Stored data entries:
■ ■ ■ ■
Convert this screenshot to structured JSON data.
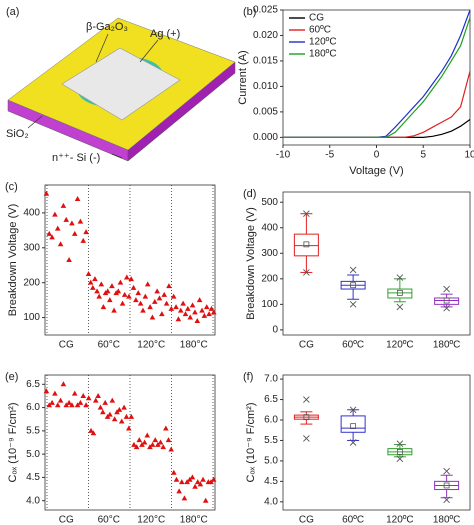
{
  "diagram": {
    "panel_label": "(a)",
    "labels": [
      "β-Ga₂O₃",
      "Ag (+)",
      "SiO₂",
      "n⁺⁺- Si (-)"
    ]
  },
  "chart_data": [
    {
      "type": "line",
      "panel_label": "(b)",
      "x_label": "Voltage (V)",
      "y_label": "Current (A)",
      "xlim": [
        -10,
        10
      ],
      "xticks": [
        -10,
        -5,
        0,
        5,
        10
      ],
      "ylim": [
        -0.0015,
        0.025
      ],
      "yticks": [
        {
          "value": 0,
          "label": "0.000"
        },
        {
          "value": 0.005,
          "label": "0.005"
        },
        {
          "value": 0.01,
          "label": "0.010"
        },
        {
          "value": 0.015,
          "label": "0.015"
        },
        {
          "value": 0.02,
          "label": "0.020"
        },
        {
          "value": 0.025,
          "label": "0.025"
        }
      ],
      "legend": "upper-left",
      "x": [
        -10,
        -9,
        -8,
        -7,
        -6,
        -5,
        -4,
        -3,
        -2,
        -1,
        0,
        1,
        2,
        3,
        4,
        5,
        6,
        7,
        8,
        9,
        10
      ],
      "series": [
        {
          "name": "CG",
          "color": "#000000",
          "values": [
            0,
            0,
            0,
            0,
            0,
            0,
            0,
            0,
            0,
            0,
            0,
            0,
            0,
            0,
            0,
            0,
            0.0002,
            0.0006,
            0.0012,
            0.0022,
            0.0035
          ]
        },
        {
          "name": "60ºC",
          "color": "#e02020",
          "values": [
            0,
            0,
            0,
            0,
            0,
            0,
            0,
            0,
            0,
            0,
            0,
            0,
            0,
            0,
            0.0003,
            0.001,
            0.002,
            0.003,
            0.004,
            0.006,
            0.013
          ]
        },
        {
          "name": "120ºC",
          "color": "#2030d0",
          "values": [
            0,
            0,
            0,
            0,
            0,
            0,
            0,
            0,
            0,
            0,
            0,
            0.0002,
            0.002,
            0.004,
            0.006,
            0.008,
            0.0105,
            0.013,
            0.016,
            0.02,
            0.025
          ]
        },
        {
          "name": "180ºC",
          "color": "#20a020",
          "values": [
            0,
            0,
            0,
            0,
            0,
            0,
            0,
            0,
            0,
            0,
            0,
            0,
            0.001,
            0.003,
            0.005,
            0.007,
            0.0095,
            0.012,
            0.015,
            0.018,
            0.0235
          ]
        }
      ]
    },
    {
      "type": "scatter",
      "panel_label": "(c)",
      "y_label": "Breakdown Voltage (V)",
      "color": "#e01010",
      "categories": [
        "CG",
        "60°C",
        "120°C",
        "180°C"
      ],
      "ylim": [
        50,
        480
      ],
      "yticks": [
        100,
        200,
        300,
        400
      ],
      "values": [
        [
          455,
          340,
          330,
          395,
          355,
          310,
          420,
          380,
          265,
          370,
          340,
          440,
          375,
          320,
          345
        ],
        [
          225,
          200,
          185,
          210,
          175,
          160,
          195,
          130,
          170,
          175,
          150,
          190,
          120,
          170,
          175,
          200,
          140,
          165,
          215,
          160
        ],
        [
          210,
          185,
          150,
          170,
          140,
          120,
          160,
          195,
          130,
          100,
          145,
          175,
          155,
          110,
          165,
          140,
          190,
          125
        ],
        [
          160,
          130,
          95,
          120,
          140,
          110,
          125,
          100,
          135,
          115,
          90,
          150,
          120,
          105,
          130,
          110,
          125,
          115
        ]
      ]
    },
    {
      "type": "box",
      "panel_label": "(d)",
      "y_label": "Breakdown Voltage (V)",
      "categories": [
        "CG",
        "60ºC",
        "120ºC",
        "180ºC"
      ],
      "ylim": [
        -20,
        540
      ],
      "yticks": [
        0,
        100,
        200,
        300,
        400,
        500
      ],
      "boxes": [
        {
          "color": "#e02020",
          "whisker_low": 225,
          "q1": 290,
          "median": 330,
          "q3": 375,
          "whisker_high": 455,
          "mean": 335,
          "min": 225,
          "max": 455
        },
        {
          "color": "#3030d0",
          "whisker_low": 120,
          "q1": 160,
          "median": 175,
          "q3": 190,
          "whisker_high": 215,
          "mean": 175,
          "min": 100,
          "max": 235
        },
        {
          "color": "#30a030",
          "whisker_low": 110,
          "q1": 125,
          "median": 145,
          "q3": 160,
          "whisker_high": 200,
          "mean": 145,
          "min": 90,
          "max": 205
        },
        {
          "color": "#9030c0",
          "whisker_low": 90,
          "q1": 100,
          "median": 115,
          "q3": 125,
          "whisker_high": 140,
          "mean": 115,
          "min": 85,
          "max": 160
        }
      ]
    },
    {
      "type": "scatter",
      "panel_label": "(e)",
      "y_label": "Cₒₓ (10⁻⁹ F/cm²)",
      "color": "#e01010",
      "categories": [
        "CG",
        "60°C",
        "120°C",
        "180°C"
      ],
      "ylim": [
        3.8,
        6.7
      ],
      "yticks": [
        {
          "value": 4,
          "label": "4.0"
        },
        4.5,
        {
          "value": 5,
          "label": "5.0"
        },
        5.5,
        {
          "value": 6,
          "label": "6.0"
        },
        6.5
      ],
      "values": [
        [
          6.35,
          6.05,
          6.1,
          6.3,
          6.05,
          6.15,
          6.5,
          6.05,
          6.1,
          6.05,
          6.3,
          6.05,
          6.1,
          6.25,
          6.05
        ],
        [
          6.2,
          5.5,
          5.45,
          6.15,
          6.25,
          6.0,
          5.9,
          6.1,
          5.8,
          5.85,
          6.15,
          5.75,
          5.9,
          5.95,
          5.7,
          6.0,
          5.8,
          5.55
        ],
        [
          5.8,
          5.2,
          5.15,
          5.3,
          5.2,
          5.25,
          5.4,
          5.15,
          5.2,
          5.3,
          5.2,
          5.25,
          5.15,
          5.55,
          5.3,
          5.1
        ],
        [
          4.6,
          4.45,
          4.2,
          4.4,
          4.05,
          4.4,
          4.45,
          4.5,
          4.3,
          4.4,
          4.35,
          4.45,
          4.0,
          4.4,
          4.4,
          4.45
        ]
      ]
    },
    {
      "type": "box",
      "panel_label": "(f)",
      "y_label": "Cₒₓ (10⁻⁹ F/cm²)",
      "categories": [
        "CG",
        "60ºC",
        "120ºC",
        "180ºC"
      ],
      "ylim": [
        3.8,
        7.1
      ],
      "yticks": [
        {
          "value": 4,
          "label": "4.0"
        },
        4.5,
        {
          "value": 5,
          "label": "5.0"
        },
        5.5,
        {
          "value": 6,
          "label": "6.0"
        },
        6.5,
        {
          "value": 7,
          "label": "7.0"
        }
      ],
      "boxes": [
        {
          "color": "#e02020",
          "whisker_low": 5.9,
          "q1": 6.02,
          "median": 6.07,
          "q3": 6.12,
          "whisker_high": 6.2,
          "mean": 6.07,
          "min": 5.55,
          "max": 6.5
        },
        {
          "color": "#3030d0",
          "whisker_low": 5.5,
          "q1": 5.7,
          "median": 5.8,
          "q3": 6.1,
          "whisker_high": 6.25,
          "mean": 5.85,
          "min": 5.45,
          "max": 6.25
        },
        {
          "color": "#30a030",
          "whisker_low": 5.1,
          "q1": 5.15,
          "median": 5.22,
          "q3": 5.3,
          "whisker_high": 5.4,
          "mean": 5.22,
          "min": 5.05,
          "max": 5.42
        },
        {
          "color": "#9030c0",
          "whisker_low": 4.1,
          "q1": 4.3,
          "median": 4.4,
          "q3": 4.5,
          "whisker_high": 4.65,
          "mean": 4.4,
          "min": 4.05,
          "max": 4.75
        }
      ]
    }
  ]
}
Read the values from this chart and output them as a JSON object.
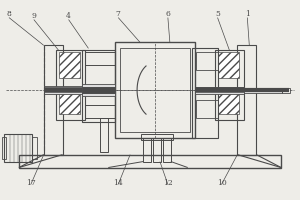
■ ■ ■ ■
● PROBLEM TO SOLVE: Go through the entries above and output them exactly, without pictures.

● ANSWER TO THIS TASK:
Convert this screenshot to structured JSON data.
{
  "diagram": {
    "panel_label": "(a)",
    "labels": [
      "β-Ga₂O₃",
      "Ag (+)",
      "SiO₂",
      "n⁺⁺- Si (-)"
    ]
  },
  "chart_data": [
    {
      "type": "line",
      "panel_label": "(b)",
      "x_label": "Voltage (V)",
      "y_label": "Current (A)",
      "xlim": [
        -10,
        10
      ],
      "xticks": [
        -10,
        -5,
        0,
        5,
        10
      ],
      "ylim": [
        -0.0015,
        0.025
      ],
      "yticks": [
        {
          "value": 0,
          "label": "0.000"
        },
        {
          "value": 0.005,
          "label": "0.005"
        },
        {
          "value": 0.01,
          "label": "0.010"
        },
        {
          "value": 0.015,
          "label": "0.015"
        },
        {
          "value": 0.02,
          "label": "0.020"
        },
        {
          "value": 0.025,
          "label": "0.025"
        }
      ],
      "legend": "upper-left",
      "x": [
        -10,
        -9,
        -8,
        -7,
        -6,
        -5,
        -4,
        -3,
        -2,
        -1,
        0,
        1,
        2,
        3,
        4,
        5,
        6,
        7,
        8,
        9,
        10
      ],
      "series": [
        {
          "name": "CG",
          "color": "#000000",
          "values": [
            0,
            0,
            0,
            0,
            0,
            0,
            0,
            0,
            0,
            0,
            0,
            0,
            0,
            0,
            0,
            0,
            0.0002,
            0.0006,
            0.0012,
            0.0022,
            0.0035
          ]
        },
        {
          "name": "60ºC",
          "color": "#e02020",
          "values": [
            0,
            0,
            0,
            0,
            0,
            0,
            0,
            0,
            0,
            0,
            0,
            0,
            0,
            0,
            0.0003,
            0.001,
            0.002,
            0.003,
            0.004,
            0.006,
            0.013
          ]
        },
        {
          "name": "120ºC",
          "color": "#2030d0",
          "values": [
            0,
            0,
            0,
            0,
            0,
            0,
            0,
            0,
            0,
            0,
            0,
            0.0002,
            0.002,
            0.004,
            0.006,
            0.008,
            0.0105,
            0.013,
            0.016,
            0.02,
            0.025
          ]
        },
        {
          "name": "180ºC",
          "color": "#20a020",
          "values": [
            0,
            0,
            0,
            0,
            0,
            0,
            0,
            0,
            0,
            0,
            0,
            0,
            0.001,
            0.003,
            0.005,
            0.007,
            0.0095,
            0.012,
            0.015,
            0.018,
            0.0235
          ]
        }
      ]
    },
    {
      "type": "scatter",
      "panel_label": "(c)",
      "y_label": "Breakdown Voltage (V)",
      "color": "#e01010",
      "categories": [
        "CG",
        "60°C",
        "120°C",
        "180°C"
      ],
      "ylim": [
        50,
        480
      ],
      "yticks": [
        100,
        200,
        300,
        400
      ],
      "values": [
        [
          455,
          340,
          330,
          395,
          355,
          310,
          420,
          380,
          265,
          370,
          340,
          440,
          375,
          320,
          345
        ],
        [
          225,
          200,
          185,
          210,
          175,
          160,
          195,
          130,
          170,
          175,
          150,
          190,
          120,
          170,
          175,
          200,
          140,
          165,
          215,
          160
        ],
        [
          210,
          185,
          150,
          170,
          140,
          120,
          160,
          195,
          130,
          100,
          145,
          175,
          155,
          110,
          165,
          140,
          190,
          125
        ],
        [
          160,
          130,
          95,
          120,
          140,
          110,
          125,
          100,
          135,
          115,
          90,
          150,
          120,
          105,
          130,
          110,
          125,
          115
        ]
      ]
    },
    {
      "type": "box",
      "panel_label": "(d)",
      "y_label": "Breakdown Voltage (V)",
      "categories": [
        "CG",
        "60ºC",
        "120ºC",
        "180ºC"
      ],
      "ylim": [
        -20,
        540
      ],
      "yticks": [
        0,
        100,
        200,
        300,
        400,
        500
      ],
      "boxes": [
        {
          "color": "#e02020",
          "whisker_low": 225,
          "q1": 290,
          "median": 330,
          "q3": 375,
          "whisker_high": 455,
          "mean": 335,
          "min": 225,
          "max": 455
        },
        {
          "color": "#3030d0",
          "whisker_low": 120,
          "q1": 160,
          "median": 175,
          "q3": 190,
          "whisker_high": 215,
          "mean": 175,
          "min": 100,
          "max": 235
        },
        {
          "color": "#30a030",
          "whisker_low": 110,
          "q1": 125,
          "median": 145,
          "q3": 160,
          "whisker_high": 200,
          "mean": 145,
          "min": 90,
          "max": 205
        },
        {
          "color": "#9030c0",
          "whisker_low": 90,
          "q1": 100,
          "median": 115,
          "q3": 125,
          "whisker_high": 140,
          "mean": 115,
          "min": 85,
          "max": 160
        }
      ]
    },
    {
      "type": "scatter",
      "panel_label": "(e)",
      "y_label": "Cₒₓ (10⁻⁹ F/cm²)",
      "color": "#e01010",
      "categories": [
        "CG",
        "60°C",
        "120°C",
        "180°C"
      ],
      "ylim": [
        3.8,
        6.7
      ],
      "yticks": [
        {
          "value": 4,
          "label": "4.0"
        },
        4.5,
        {
          "value": 5,
          "label": "5.0"
        },
        5.5,
        {
          "value": 6,
          "label": "6.0"
        },
        6.5
      ],
      "values": [
        [
          6.35,
          6.05,
          6.1,
          6.3,
          6.05,
          6.15,
          6.5,
          6.05,
          6.1,
          6.05,
          6.3,
          6.05,
          6.1,
          6.25,
          6.05
        ],
        [
          6.2,
          5.5,
          5.45,
          6.15,
          6.25,
          6.0,
          5.9,
          6.1,
          5.8,
          5.85,
          6.15,
          5.75,
          5.9,
          5.95,
          5.7,
          6.0,
          5.8,
          5.55
        ],
        [
          5.8,
          5.2,
          5.15,
          5.3,
          5.2,
          5.25,
          5.4,
          5.15,
          5.2,
          5.3,
          5.2,
          5.25,
          5.15,
          5.55,
          5.3,
          5.1
        ],
        [
          4.6,
          4.45,
          4.2,
          4.4,
          4.05,
          4.4,
          4.45,
          4.5,
          4.3,
          4.4,
          4.35,
          4.45,
          4.0,
          4.4,
          4.4,
          4.45
        ]
      ]
    },
    {
      "type": "box",
      "panel_label": "(f)",
      "y_label": "Cₒₓ (10⁻⁹ F/cm²)",
      "categories": [
        "CG",
        "60ºC",
        "120ºC",
        "180ºC"
      ],
      "ylim": [
        3.8,
        7.1
      ],
      "yticks": [
        {
          "value": 4,
          "label": "4.0"
        },
        4.5,
        {
          "value": 5,
          "label": "5.0"
        },
        5.5,
        {
          "value": 6,
          "label": "6.0"
        },
        6.5,
        {
          "value": 7,
          "label": "7.0"
        }
      ],
      "boxes": [
        {
          "color": "#e02020",
          "whisker_low": 5.9,
          "q1": 6.02,
          "median": 6.07,
          "q3": 6.12,
          "whisker_high": 6.2,
          "mean": 6.07,
          "min": 5.55,
          "max": 6.5
        },
        {
          "color": "#3030d0",
          "whisker_low": 5.5,
          "q1": 5.7,
          "median": 5.8,
          "q3": 6.1,
          "whisker_high": 6.25,
          "mean": 5.85,
          "min": 5.45,
          "max": 6.25
        },
        {
          "color": "#30a030",
          "whisker_low": 5.1,
          "q1": 5.15,
          "median": 5.22,
          "q3": 5.3,
          "whisker_high": 5.4,
          "mean": 5.22,
          "min": 5.05,
          "max": 5.42
        },
        {
          "color": "#9030c0",
          "whisker_low": 4.1,
          "q1": 4.3,
          "median": 4.4,
          "q3": 4.5,
          "whisker_high": 4.65,
          "mean": 4.4,
          "min": 4.05,
          "max": 4.75
        }
      ]
    }
  ]
}
Read the values from this chart and output them as a JSON object.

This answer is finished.